* START RECORDED DATA *
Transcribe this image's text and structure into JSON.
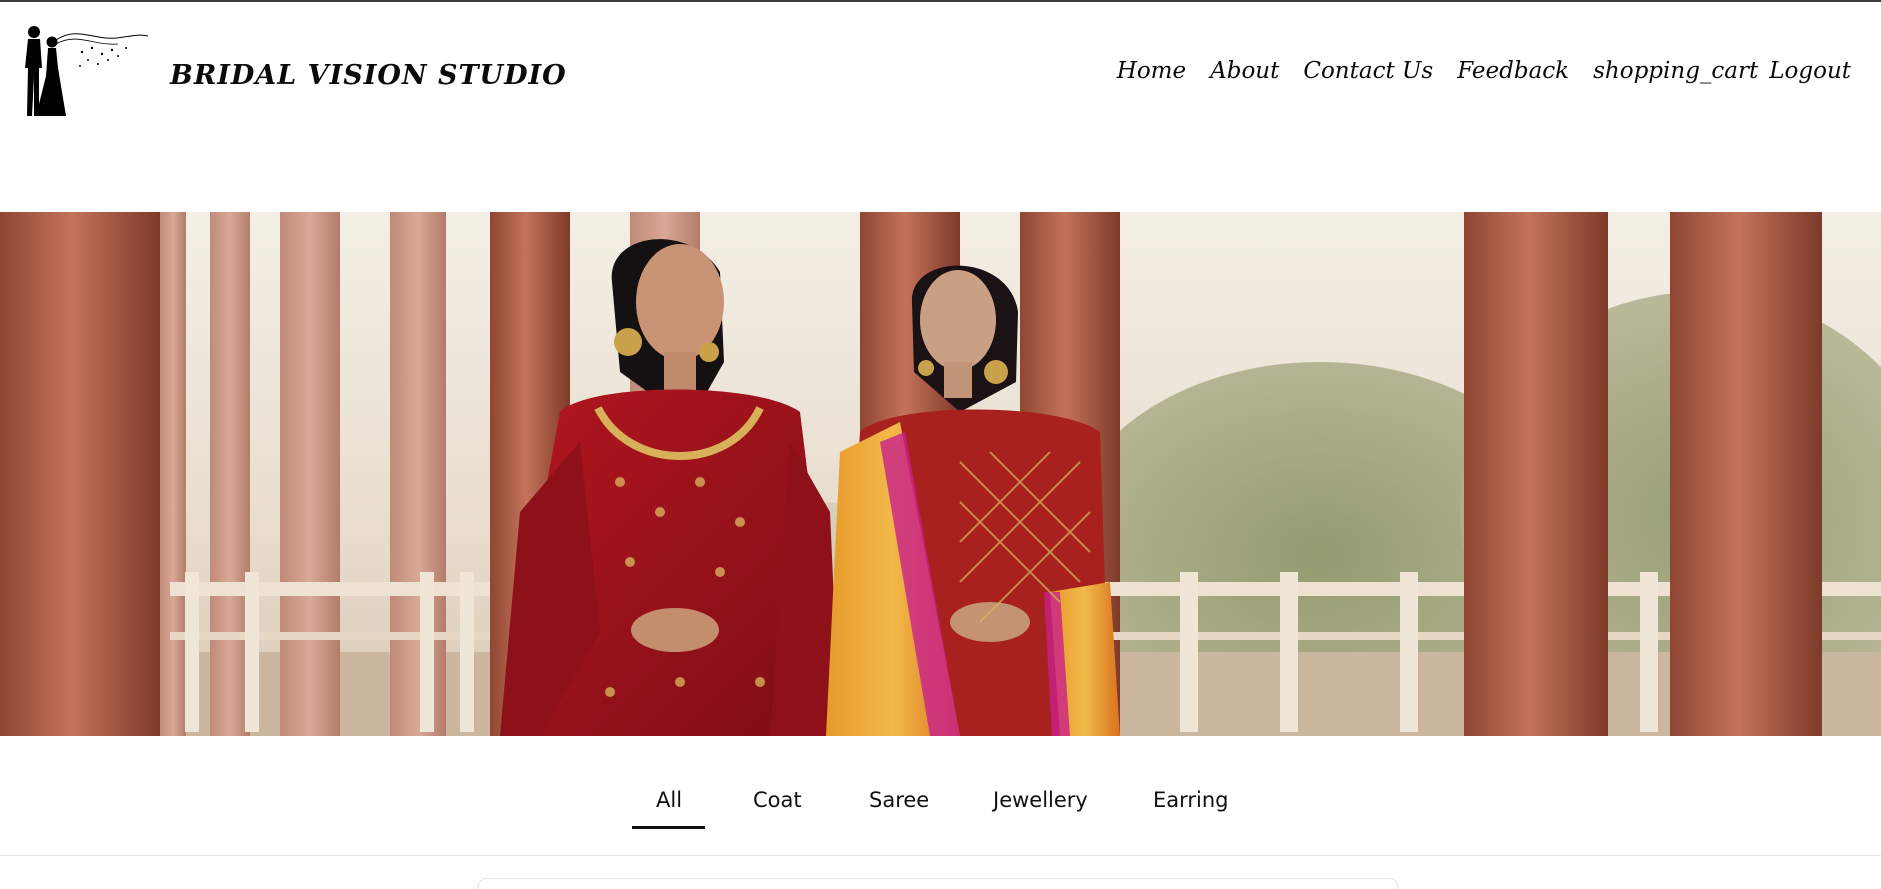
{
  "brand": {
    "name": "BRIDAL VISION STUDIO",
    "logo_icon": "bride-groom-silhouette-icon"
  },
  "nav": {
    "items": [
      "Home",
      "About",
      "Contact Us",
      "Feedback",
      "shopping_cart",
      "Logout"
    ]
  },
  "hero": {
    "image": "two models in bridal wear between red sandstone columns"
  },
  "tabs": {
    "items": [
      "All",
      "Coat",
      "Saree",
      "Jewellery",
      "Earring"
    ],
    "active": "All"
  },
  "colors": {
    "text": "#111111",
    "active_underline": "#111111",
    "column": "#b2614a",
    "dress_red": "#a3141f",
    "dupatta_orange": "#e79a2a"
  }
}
* END RECORDED DATA *
> [REQUIREMENTS]: All of the lines above should be retyped precisely, apart from the pictures.

> [TASK SOLUTION]:
Transcribe this image's text and structure into JSON.
{
  "brand": {
    "name": "BRIDAL VISION STUDIO",
    "logo_icon": "bride-groom-silhouette-icon"
  },
  "nav": {
    "items": [
      "Home",
      "About",
      "Contact Us",
      "Feedback",
      "shopping_cart",
      "Logout"
    ]
  },
  "hero": {
    "image": "two models in bridal wear between red sandstone columns"
  },
  "tabs": {
    "items": [
      "All",
      "Coat",
      "Saree",
      "Jewellery",
      "Earring"
    ],
    "active": "All"
  },
  "colors": {
    "text": "#111111",
    "active_underline": "#111111",
    "column": "#b2614a",
    "dress_red": "#a3141f",
    "dupatta_orange": "#e79a2a"
  }
}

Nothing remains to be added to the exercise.